What to produce:
Return all lines that include the string "públicas".
>> start
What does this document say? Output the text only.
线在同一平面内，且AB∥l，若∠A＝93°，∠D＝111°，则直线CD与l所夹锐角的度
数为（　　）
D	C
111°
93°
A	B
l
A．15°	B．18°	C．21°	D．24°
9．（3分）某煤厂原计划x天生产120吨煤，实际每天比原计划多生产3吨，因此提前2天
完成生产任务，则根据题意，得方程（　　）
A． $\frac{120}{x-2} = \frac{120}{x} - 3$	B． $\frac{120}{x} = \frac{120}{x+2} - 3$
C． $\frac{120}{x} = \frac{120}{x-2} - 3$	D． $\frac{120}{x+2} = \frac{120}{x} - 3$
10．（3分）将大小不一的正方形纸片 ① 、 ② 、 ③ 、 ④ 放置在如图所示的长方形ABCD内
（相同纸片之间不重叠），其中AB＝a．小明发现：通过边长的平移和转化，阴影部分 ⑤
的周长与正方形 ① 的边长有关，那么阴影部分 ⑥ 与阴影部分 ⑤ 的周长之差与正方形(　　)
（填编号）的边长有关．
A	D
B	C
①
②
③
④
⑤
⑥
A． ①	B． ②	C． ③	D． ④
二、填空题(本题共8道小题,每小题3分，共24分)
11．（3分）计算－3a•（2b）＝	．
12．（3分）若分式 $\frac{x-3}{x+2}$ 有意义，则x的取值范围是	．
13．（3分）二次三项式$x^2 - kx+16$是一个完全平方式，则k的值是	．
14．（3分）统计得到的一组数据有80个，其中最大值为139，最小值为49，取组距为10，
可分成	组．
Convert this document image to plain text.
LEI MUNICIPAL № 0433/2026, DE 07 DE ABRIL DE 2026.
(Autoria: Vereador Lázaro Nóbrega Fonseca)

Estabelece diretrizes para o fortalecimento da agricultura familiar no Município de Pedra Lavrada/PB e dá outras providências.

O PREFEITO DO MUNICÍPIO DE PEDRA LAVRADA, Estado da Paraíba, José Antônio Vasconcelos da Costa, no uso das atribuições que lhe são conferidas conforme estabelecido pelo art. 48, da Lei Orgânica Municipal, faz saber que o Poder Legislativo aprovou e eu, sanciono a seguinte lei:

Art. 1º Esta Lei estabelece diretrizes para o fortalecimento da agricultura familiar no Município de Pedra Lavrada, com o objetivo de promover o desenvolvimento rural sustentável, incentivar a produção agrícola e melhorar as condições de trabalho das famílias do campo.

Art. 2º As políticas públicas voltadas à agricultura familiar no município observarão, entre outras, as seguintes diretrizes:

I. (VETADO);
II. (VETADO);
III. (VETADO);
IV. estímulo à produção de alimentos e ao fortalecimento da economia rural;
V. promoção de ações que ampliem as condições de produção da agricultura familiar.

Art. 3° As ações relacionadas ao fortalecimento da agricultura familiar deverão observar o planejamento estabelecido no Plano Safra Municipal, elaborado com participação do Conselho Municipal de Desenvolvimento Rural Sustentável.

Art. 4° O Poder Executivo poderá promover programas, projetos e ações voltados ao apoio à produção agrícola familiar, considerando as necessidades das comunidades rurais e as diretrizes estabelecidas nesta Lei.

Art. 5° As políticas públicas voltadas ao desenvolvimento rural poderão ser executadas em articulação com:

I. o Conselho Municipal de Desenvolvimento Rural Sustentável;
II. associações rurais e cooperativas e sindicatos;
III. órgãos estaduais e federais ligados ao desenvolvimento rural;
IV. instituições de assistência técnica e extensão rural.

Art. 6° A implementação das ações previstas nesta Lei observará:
>> end
Exercise response:
Art. 2º As políticas públicas voltadas à agricultura familiar no município observarão, entre outras, as seguintes diretrizes:
Art. 5° As políticas públicas voltadas ao desenvolvimento rural poderão ser executadas em articulação com:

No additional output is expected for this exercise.